**THE PROBLEM:** Reproduce every line of the listing as written, apart from the pictures.
▼
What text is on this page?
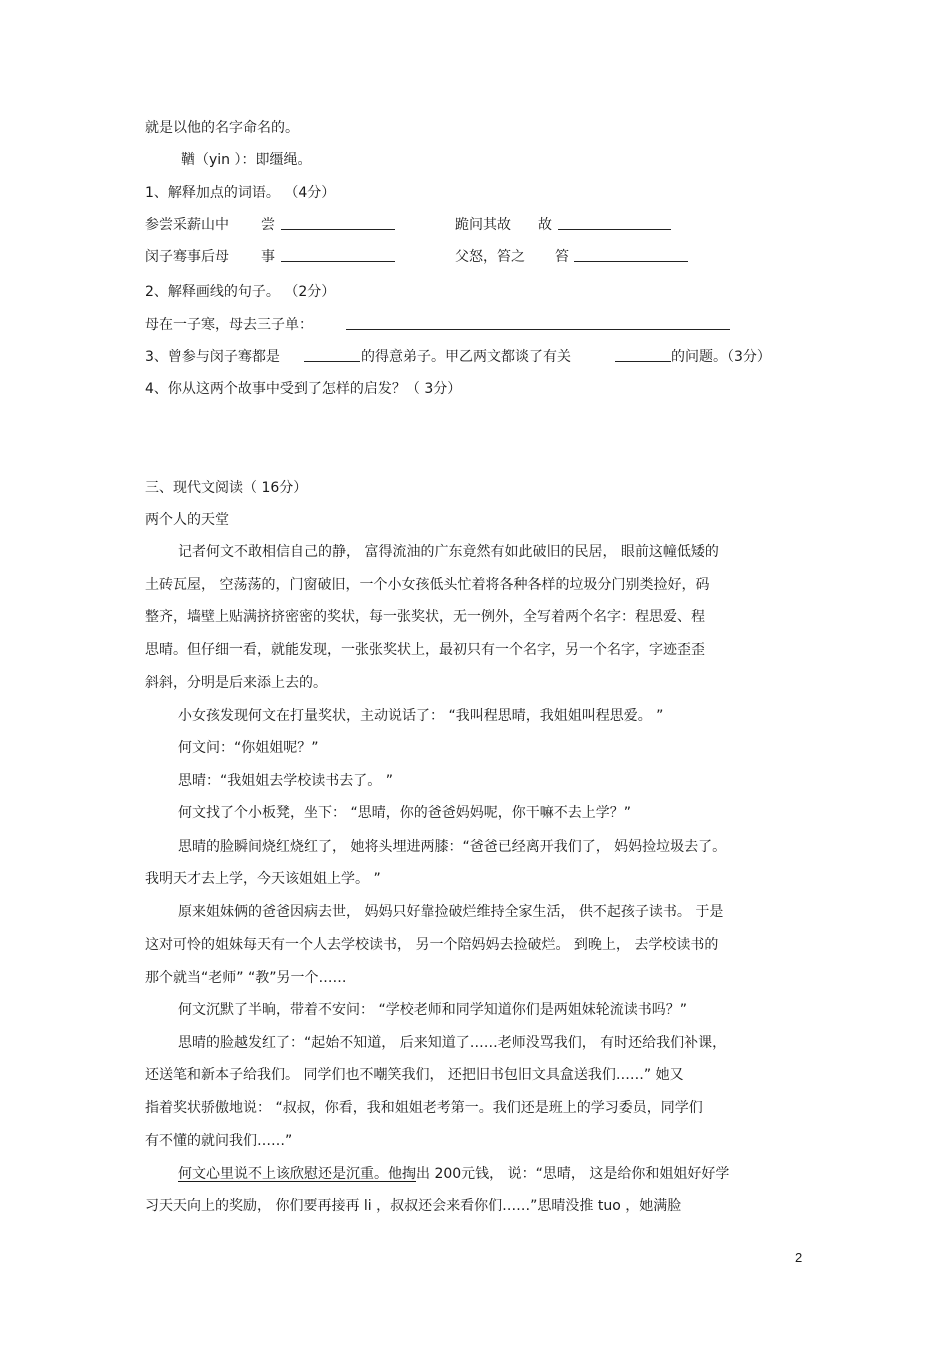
就是以他的名字命名的。
鞧（yin ）：即缰绳。
1、解释加点的词语。 （4分）
参尝采薪山中 尝	跪问其故 故
闵子骞事后母 事	父怒，笞之 笞
2、解释画线的句子。 （2分）
母在一子寒，母去三子单：
3、曾参与闵子骞都是	的得意弟子。甲乙两文都谈了有关	的问题。（3分）
4、你从这两个故事中受到了怎样的启发？（ 3分）
三、现代文阅读（ 16分）
两个人的天堂
记者何文不敢相信自己的静， 富得流油的广东竟然有如此破旧的民居， 眼前这幢低矮的
土砖瓦屋， 空荡荡的，门窗破旧，一个小女孩低头忙着将各种各样的垃圾分门别类捡好，码
整齐，墙壁上贴满挤挤密密的奖状，每一张奖状，无一例外，全写着两个名字：程思爱、程
思晴。但仔细一看，就能发现，一张张奖状上，最初只有一个名字，另一个名字，字迹歪歪
斜斜，分明是后来添上去的。
小女孩发现何文在打量奖状，主动说话了： “我叫程思晴，我姐姐叫程思爱。 ”
何文问：“你姐姐呢？”
思晴：“我姐姐去学校读书去了。 ”
何文找了个小板凳，坐下： “思晴，你的爸爸妈妈呢，你干嘛不去上学？”
思晴的脸瞬间烧红烧红了， 她将头埋进两膝：“爸爸已经离开我们了， 妈妈捡垃圾去了。
我明天才去上学，今天该姐姐上学。 ”
原来姐妹俩的爸爸因病去世， 妈妈只好靠捡破烂维持全家生活， 供不起孩子读书。 于是
这对可怜的姐妹每天有一个人去学校读书， 另一个陪妈妈去捡破烂。 到晚上， 去学校读书的
那个就当“老师” “教”另一个……
何文沉默了半晌，带着不安问： “学校老师和同学知道你们是两姐妹轮流读书吗？”
思晴的脸越发红了：“起始不知道， 后来知道了……老师没骂我们， 有时还给我们补课，
还送笔和新本子给我们。 同学们也不嘲笑我们， 还把旧书包旧文具盒送我们……” 她又
指着奖状骄傲地说： “叔叔，你看，我和姐姐老考第一。我们还是班上的学习委员，同学们
有不懂的就问我们……”
何文心里说不上该欣慰还是沉重。他掏出 200元钱， 说：“思晴， 这是给你和姐姐好好学
习天天向上的奖励， 你们要再接再 li ，叔叔还会来看你们……”思晴没推 tuo ，她满脸
2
▲
**FINISHED TASK:**
What text is on this page?
就是以他的名字命名的。
鞧（yin ）：即缰绳。
1、解释加点的词语。 （4分）
参尝采薪山中 尝	跪问其故 故
闵子骞事后母 事	父怒，笞之 笞
2、解释画线的句子。 （2分）
母在一子寒，母去三子单：
3、曾参与闵子骞都是	的得意弟子。甲乙两文都谈了有关	的问题。（3分）
4、你从这两个故事中受到了怎样的启发？（ 3分）
三、现代文阅读（ 16分）
两个人的天堂
记者何文不敢相信自己的静， 富得流油的广东竟然有如此破旧的民居， 眼前这幢低矮的
土砖瓦屋， 空荡荡的，门窗破旧，一个小女孩低头忙着将各种各样的垃圾分门别类捡好，码
整齐，墙壁上贴满挤挤密密的奖状，每一张奖状，无一例外，全写着两个名字：程思爱、程
思晴。但仔细一看，就能发现，一张张奖状上，最初只有一个名字，另一个名字，字迹歪歪
斜斜，分明是后来添上去的。
小女孩发现何文在打量奖状，主动说话了： “我叫程思晴，我姐姐叫程思爱。 ”
何文问：“你姐姐呢？”
思晴：“我姐姐去学校读书去了。 ”
何文找了个小板凳，坐下： “思晴，你的爸爸妈妈呢，你干嘛不去上学？”
思晴的脸瞬间烧红烧红了， 她将头埋进两膝：“爸爸已经离开我们了， 妈妈捡垃圾去了。
我明天才去上学，今天该姐姐上学。 ”
原来姐妹俩的爸爸因病去世， 妈妈只好靠捡破烂维持全家生活， 供不起孩子读书。 于是
这对可怜的姐妹每天有一个人去学校读书， 另一个陪妈妈去捡破烂。 到晚上， 去学校读书的
那个就当“老师” “教”另一个……
何文沉默了半晌，带着不安问： “学校老师和同学知道你们是两姐妹轮流读书吗？”
思晴的脸越发红了：“起始不知道， 后来知道了……老师没骂我们， 有时还给我们补课，
还送笔和新本子给我们。 同学们也不嘲笑我们， 还把旧书包旧文具盒送我们……” 她又
指着奖状骄傲地说： “叔叔，你看，我和姐姐老考第一。我们还是班上的学习委员，同学们
有不懂的就问我们……”
何文心里说不上该欣慰还是沉重。他掏出 200元钱， 说：“思晴， 这是给你和姐姐好好学
习天天向上的奖励， 你们要再接再 li ，叔叔还会来看你们……”思晴没推 tuo ，她满脸
2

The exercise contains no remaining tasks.